WRITTEN INSTRUCTION: Of all the lines here, how many include the string "placeholder"? Answer with the number only.
## begin DATASET RECORDS
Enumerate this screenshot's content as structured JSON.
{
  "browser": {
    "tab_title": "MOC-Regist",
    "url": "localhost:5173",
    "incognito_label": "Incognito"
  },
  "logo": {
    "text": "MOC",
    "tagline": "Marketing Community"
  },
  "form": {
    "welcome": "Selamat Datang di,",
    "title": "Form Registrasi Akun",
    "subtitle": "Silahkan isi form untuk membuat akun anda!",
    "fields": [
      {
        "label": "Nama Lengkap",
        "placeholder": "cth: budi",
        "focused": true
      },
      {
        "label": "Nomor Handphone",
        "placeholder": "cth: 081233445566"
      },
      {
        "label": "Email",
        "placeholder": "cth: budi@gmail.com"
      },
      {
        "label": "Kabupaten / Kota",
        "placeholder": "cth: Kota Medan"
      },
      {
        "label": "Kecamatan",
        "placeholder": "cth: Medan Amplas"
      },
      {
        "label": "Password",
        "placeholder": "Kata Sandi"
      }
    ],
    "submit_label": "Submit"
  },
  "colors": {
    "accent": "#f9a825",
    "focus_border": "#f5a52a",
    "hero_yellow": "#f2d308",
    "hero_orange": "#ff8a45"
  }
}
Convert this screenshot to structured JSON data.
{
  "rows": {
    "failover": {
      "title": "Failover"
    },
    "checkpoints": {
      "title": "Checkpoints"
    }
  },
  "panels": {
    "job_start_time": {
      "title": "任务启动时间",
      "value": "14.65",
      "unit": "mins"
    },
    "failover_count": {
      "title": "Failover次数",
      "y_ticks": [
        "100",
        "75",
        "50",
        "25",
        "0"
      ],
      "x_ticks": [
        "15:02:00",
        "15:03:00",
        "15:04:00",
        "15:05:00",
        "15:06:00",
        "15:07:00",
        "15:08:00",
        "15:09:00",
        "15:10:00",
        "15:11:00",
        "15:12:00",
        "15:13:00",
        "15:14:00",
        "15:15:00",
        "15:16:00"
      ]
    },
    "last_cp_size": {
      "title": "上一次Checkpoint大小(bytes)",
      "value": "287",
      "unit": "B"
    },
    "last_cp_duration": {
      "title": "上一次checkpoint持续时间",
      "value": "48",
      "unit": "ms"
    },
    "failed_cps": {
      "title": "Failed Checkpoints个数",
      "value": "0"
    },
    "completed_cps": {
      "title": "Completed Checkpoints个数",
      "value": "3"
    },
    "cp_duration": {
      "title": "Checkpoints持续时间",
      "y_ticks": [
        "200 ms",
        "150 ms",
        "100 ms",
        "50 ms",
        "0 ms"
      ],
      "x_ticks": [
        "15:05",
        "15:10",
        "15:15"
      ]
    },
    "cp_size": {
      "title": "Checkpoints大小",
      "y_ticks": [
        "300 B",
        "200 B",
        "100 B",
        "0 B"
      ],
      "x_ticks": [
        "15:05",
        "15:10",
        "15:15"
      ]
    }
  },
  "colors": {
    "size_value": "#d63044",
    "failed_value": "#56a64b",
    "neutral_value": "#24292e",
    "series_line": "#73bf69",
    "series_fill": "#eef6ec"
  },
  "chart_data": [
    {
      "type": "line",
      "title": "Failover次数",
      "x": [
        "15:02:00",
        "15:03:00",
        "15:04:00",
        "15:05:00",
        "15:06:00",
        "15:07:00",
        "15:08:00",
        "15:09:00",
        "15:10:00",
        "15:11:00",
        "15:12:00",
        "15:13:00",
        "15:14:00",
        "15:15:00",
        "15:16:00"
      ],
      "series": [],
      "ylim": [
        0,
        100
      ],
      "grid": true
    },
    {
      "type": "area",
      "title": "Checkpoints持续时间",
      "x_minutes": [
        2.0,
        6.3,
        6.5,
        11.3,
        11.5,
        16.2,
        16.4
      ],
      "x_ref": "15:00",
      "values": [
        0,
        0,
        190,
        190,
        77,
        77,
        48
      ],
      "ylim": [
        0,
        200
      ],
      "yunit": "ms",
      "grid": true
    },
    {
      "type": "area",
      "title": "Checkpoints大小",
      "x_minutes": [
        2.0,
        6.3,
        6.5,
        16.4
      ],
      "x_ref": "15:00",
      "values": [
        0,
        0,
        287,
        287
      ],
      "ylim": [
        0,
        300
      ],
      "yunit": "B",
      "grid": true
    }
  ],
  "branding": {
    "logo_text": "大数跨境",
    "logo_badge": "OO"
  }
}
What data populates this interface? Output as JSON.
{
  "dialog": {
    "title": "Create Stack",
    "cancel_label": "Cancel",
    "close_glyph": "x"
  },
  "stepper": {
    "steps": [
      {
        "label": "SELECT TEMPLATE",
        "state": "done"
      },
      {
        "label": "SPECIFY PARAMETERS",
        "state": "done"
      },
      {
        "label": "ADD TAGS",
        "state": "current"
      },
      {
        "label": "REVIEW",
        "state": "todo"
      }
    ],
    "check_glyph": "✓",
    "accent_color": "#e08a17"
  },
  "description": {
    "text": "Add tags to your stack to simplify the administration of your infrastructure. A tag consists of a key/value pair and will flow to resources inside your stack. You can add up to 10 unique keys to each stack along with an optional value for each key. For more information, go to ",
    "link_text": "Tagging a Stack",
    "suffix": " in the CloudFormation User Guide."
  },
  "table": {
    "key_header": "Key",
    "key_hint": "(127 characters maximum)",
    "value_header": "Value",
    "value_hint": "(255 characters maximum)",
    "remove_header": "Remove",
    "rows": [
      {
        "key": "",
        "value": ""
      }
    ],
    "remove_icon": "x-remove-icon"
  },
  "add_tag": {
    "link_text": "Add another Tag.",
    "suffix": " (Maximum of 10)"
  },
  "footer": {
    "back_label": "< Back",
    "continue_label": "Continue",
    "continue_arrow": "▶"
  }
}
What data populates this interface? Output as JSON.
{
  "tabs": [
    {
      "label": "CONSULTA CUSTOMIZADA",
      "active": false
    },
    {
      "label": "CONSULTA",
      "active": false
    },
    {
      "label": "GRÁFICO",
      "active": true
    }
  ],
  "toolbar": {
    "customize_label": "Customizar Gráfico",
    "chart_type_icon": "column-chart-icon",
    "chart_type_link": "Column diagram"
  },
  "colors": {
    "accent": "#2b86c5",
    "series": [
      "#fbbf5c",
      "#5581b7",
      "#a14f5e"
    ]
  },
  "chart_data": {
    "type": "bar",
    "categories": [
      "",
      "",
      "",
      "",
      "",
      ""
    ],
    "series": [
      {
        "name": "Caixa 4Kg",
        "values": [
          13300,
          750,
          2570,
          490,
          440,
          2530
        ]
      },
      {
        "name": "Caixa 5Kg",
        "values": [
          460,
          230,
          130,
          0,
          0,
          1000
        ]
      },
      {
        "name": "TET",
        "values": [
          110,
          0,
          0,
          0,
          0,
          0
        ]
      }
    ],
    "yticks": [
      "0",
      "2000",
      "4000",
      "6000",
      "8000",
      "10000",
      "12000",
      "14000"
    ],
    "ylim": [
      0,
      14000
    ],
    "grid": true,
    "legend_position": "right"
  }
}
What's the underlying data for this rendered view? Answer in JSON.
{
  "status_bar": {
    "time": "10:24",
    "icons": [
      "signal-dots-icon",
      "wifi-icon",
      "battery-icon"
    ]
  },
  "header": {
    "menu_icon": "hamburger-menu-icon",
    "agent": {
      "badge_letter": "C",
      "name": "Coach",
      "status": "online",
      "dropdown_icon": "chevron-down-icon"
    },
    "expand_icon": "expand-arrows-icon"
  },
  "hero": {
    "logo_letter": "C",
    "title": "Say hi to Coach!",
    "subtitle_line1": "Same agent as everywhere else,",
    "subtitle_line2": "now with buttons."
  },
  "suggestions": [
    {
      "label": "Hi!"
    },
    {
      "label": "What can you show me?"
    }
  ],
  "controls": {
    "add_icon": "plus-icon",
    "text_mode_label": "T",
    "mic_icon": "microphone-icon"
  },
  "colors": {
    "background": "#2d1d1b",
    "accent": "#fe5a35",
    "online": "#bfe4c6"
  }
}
## end DATASET RECORDS
EXPECTED ANSWER: 6